══ Entries provided ══
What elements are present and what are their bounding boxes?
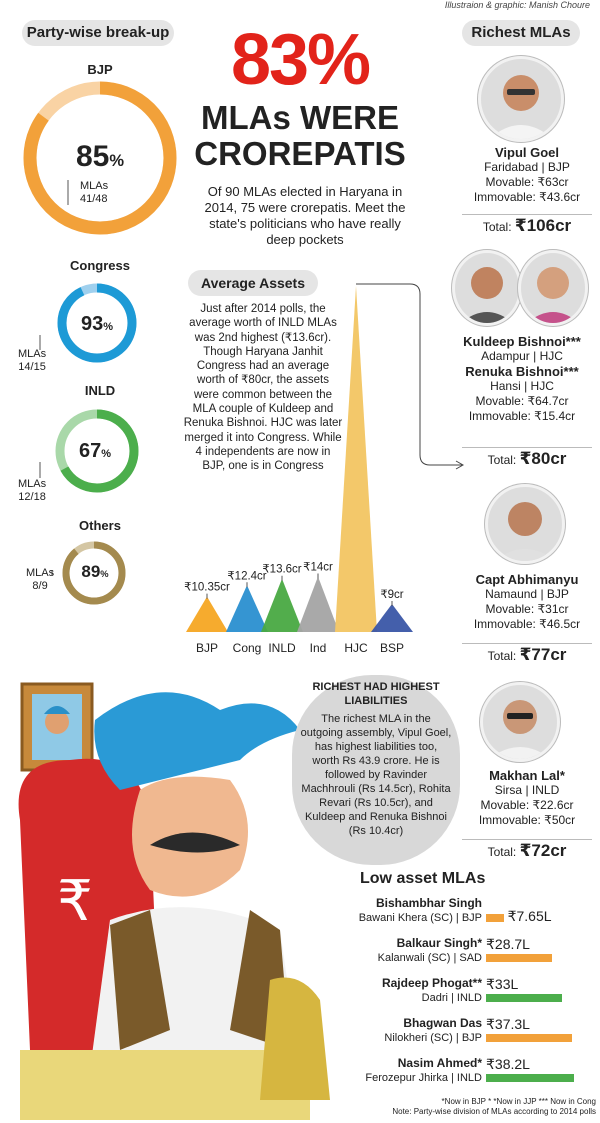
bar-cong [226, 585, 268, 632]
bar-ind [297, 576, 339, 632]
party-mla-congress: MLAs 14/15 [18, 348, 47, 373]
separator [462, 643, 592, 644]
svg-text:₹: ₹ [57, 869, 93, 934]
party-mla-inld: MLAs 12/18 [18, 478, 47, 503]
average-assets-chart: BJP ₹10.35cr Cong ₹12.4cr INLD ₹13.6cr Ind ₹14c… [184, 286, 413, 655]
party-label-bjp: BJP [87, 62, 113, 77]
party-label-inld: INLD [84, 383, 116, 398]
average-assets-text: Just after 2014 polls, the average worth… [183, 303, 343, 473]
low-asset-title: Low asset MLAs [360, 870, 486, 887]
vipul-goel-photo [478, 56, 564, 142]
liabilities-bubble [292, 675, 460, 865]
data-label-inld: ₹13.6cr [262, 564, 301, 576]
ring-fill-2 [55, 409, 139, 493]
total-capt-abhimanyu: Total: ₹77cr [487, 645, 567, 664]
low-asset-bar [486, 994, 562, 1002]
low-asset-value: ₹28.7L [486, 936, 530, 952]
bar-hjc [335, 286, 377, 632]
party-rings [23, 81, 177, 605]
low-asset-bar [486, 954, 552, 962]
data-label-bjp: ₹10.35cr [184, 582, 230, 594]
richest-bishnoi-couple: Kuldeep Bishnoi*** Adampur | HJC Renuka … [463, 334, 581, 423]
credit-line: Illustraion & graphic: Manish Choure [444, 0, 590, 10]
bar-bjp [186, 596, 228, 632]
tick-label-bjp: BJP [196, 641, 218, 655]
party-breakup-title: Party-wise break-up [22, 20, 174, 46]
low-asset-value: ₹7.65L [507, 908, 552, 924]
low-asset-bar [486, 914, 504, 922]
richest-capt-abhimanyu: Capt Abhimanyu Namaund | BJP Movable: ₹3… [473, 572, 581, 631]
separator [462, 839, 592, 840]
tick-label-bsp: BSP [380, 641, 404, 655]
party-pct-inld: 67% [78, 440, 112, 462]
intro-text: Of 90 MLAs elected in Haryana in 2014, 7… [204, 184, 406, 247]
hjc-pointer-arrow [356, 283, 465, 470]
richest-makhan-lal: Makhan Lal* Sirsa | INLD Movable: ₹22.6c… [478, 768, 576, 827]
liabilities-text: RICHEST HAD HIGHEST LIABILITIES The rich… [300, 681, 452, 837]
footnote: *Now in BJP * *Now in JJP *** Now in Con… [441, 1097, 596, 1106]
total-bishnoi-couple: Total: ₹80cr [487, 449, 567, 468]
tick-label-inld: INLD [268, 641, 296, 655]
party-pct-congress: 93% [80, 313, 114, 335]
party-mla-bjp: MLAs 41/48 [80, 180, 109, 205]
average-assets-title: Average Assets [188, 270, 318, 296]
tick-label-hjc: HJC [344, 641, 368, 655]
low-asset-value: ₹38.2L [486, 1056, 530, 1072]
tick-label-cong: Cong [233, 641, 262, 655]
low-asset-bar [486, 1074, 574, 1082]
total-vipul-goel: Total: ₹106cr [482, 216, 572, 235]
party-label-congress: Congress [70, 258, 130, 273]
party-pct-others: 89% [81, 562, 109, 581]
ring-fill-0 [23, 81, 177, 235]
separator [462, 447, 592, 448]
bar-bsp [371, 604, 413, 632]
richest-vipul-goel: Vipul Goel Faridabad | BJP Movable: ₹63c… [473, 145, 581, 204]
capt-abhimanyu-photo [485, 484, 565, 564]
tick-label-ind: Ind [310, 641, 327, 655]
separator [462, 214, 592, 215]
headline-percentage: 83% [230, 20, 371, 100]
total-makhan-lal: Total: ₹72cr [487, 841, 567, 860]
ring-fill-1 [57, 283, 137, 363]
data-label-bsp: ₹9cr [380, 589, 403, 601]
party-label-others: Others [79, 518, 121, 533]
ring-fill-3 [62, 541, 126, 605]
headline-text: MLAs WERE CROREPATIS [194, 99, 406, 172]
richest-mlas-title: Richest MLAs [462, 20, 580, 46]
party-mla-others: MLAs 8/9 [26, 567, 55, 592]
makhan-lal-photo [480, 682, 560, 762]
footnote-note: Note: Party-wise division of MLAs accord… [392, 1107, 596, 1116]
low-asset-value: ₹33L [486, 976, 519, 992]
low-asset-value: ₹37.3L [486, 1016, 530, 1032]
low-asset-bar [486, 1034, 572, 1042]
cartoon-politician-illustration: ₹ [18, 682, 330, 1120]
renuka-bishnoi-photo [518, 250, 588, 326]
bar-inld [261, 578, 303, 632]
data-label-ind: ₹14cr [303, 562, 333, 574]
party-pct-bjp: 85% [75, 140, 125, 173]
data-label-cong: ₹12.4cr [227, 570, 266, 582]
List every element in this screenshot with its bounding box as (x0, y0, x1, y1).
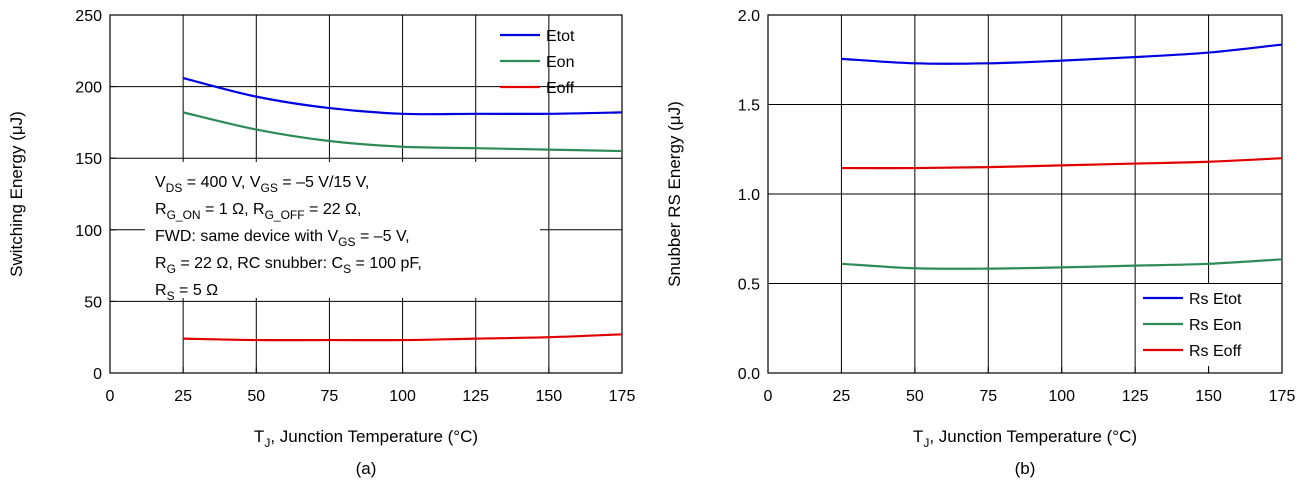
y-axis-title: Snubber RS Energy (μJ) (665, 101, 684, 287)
═══
Write out all the rows above again, changing every "separator" to "divider" and leaving everything else the same. Omit the pictures.

:: Answer to this problem ::
What elements are present and what are their bounding boxes?
bar-cong [226, 585, 268, 632]
bar-ind [297, 576, 339, 632]
party-mla-congress: MLAs 14/15 [18, 348, 47, 373]
divider [462, 643, 592, 644]
svg-text:₹: ₹ [57, 869, 93, 934]
party-mla-inld: MLAs 12/18 [18, 478, 47, 503]
average-assets-chart: BJP ₹10.35cr Cong ₹12.4cr INLD ₹13.6cr Ind ₹14c… [184, 286, 413, 655]
party-label-bjp: BJP [87, 62, 113, 77]
party-label-inld: INLD [84, 383, 116, 398]
average-assets-text: Just after 2014 polls, the average worth… [183, 303, 343, 473]
low-asset-title: Low asset MLAs [360, 870, 486, 887]
vipul-goel-photo [478, 56, 564, 142]
liabilities-bubble [292, 675, 460, 865]
data-label-inld: ₹13.6cr [262, 564, 301, 576]
ring-fill-2 [55, 409, 139, 493]
total-capt-abhimanyu: Total: ₹77cr [487, 645, 567, 664]
low-asset-bar [486, 994, 562, 1002]
low-asset-value: ₹28.7L [486, 936, 530, 952]
bar-hjc [335, 286, 377, 632]
party-rings [23, 81, 177, 605]
low-asset-bar [486, 954, 552, 962]
data-label-bjp: ₹10.35cr [184, 582, 230, 594]
richest-bishnoi-couple: Kuldeep Bishnoi*** Adampur | HJC Renuka … [463, 334, 581, 423]
credit-line: Illustraion & graphic: Manish Choure [444, 0, 590, 10]
bar-bjp [186, 596, 228, 632]
tick-label-bjp: BJP [196, 641, 218, 655]
party-breakup-title: Party-wise break-up [22, 20, 174, 46]
low-asset-value: ₹7.65L [507, 908, 552, 924]
low-asset-bar [486, 914, 504, 922]
richest-capt-abhimanyu: Capt Abhimanyu Namaund | BJP Movable: ₹3… [473, 572, 581, 631]
divider [462, 839, 592, 840]
tick-label-bsp: BSP [380, 641, 404, 655]
party-pct-inld: 67% [78, 440, 112, 462]
intro-text: Of 90 MLAs elected in Haryana in 2014, 7… [204, 184, 406, 247]
hjc-pointer-arrow [356, 283, 465, 470]
richest-makhan-lal: Makhan Lal* Sirsa | INLD Movable: ₹22.6c… [478, 768, 576, 827]
liabilities-text: RICHEST HAD HIGHEST LIABILITIES The rich… [300, 681, 452, 837]
footnote: *Now in BJP * *Now in JJP *** Now in Con… [441, 1097, 596, 1106]
total-bishnoi-couple: Total: ₹80cr [487, 449, 567, 468]
tick-label-inld: INLD [268, 641, 296, 655]
party-pct-congress: 93% [80, 313, 114, 335]
party-mla-bjp: MLAs 41/48 [80, 180, 109, 205]
average-assets-title: Average Assets [188, 270, 318, 296]
tick-label-hjc: HJC [344, 641, 368, 655]
low-asset-value: ₹38.2L [486, 1056, 530, 1072]
tick-label-cong: Cong [233, 641, 262, 655]
low-asset-bar [486, 1074, 574, 1082]
total-vipul-goel: Total: ₹106cr [482, 216, 572, 235]
party-label-congress: Congress [70, 258, 130, 273]
party-pct-others: 89% [81, 562, 109, 581]
ring-fill-0 [23, 81, 177, 235]
divider [462, 447, 592, 448]
bar-bsp [371, 604, 413, 632]
richest-vipul-goel: Vipul Goel Faridabad | BJP Movable: ₹63c… [473, 145, 581, 204]
capt-abhimanyu-photo [485, 484, 565, 564]
tick-label-ind: Ind [310, 641, 327, 655]
divider [462, 214, 592, 215]
headline-percentage: 83% [230, 20, 371, 100]
total-makhan-lal: Total: ₹72cr [487, 841, 567, 860]
ring-fill-1 [57, 283, 137, 363]
data-label-bsp: ₹9cr [380, 589, 403, 601]
party-label-others: Others [79, 518, 121, 533]
ring-fill-3 [62, 541, 126, 605]
headline-text: MLAs WERE CROREPATIS [194, 99, 406, 172]
richest-mlas-title: Richest MLAs [462, 20, 580, 46]
party-mla-others: MLAs 8/9 [26, 567, 55, 592]
makhan-lal-photo [480, 682, 560, 762]
footnote-note: Note: Party-wise division of MLAs accord… [392, 1107, 596, 1116]
low-asset-value: ₹33L [486, 976, 519, 992]
low-asset-value: ₹37.3L [486, 1016, 530, 1032]
low-asset-bar [486, 1034, 572, 1042]
cartoon-politician-illustration: ₹ [18, 682, 330, 1120]
renuka-bishnoi-photo [518, 250, 588, 326]
bar-inld [261, 578, 303, 632]
data-label-ind: ₹14cr [303, 562, 333, 574]
party-pct-bjp: 85% [75, 140, 125, 173]
data-label-cong: ₹12.4cr [227, 570, 266, 582]
List every element in this screenshot with its bounding box as (x0, y0, x1, y1).
y-axis-title: Snubber RS Energy (μJ) (665, 101, 684, 287)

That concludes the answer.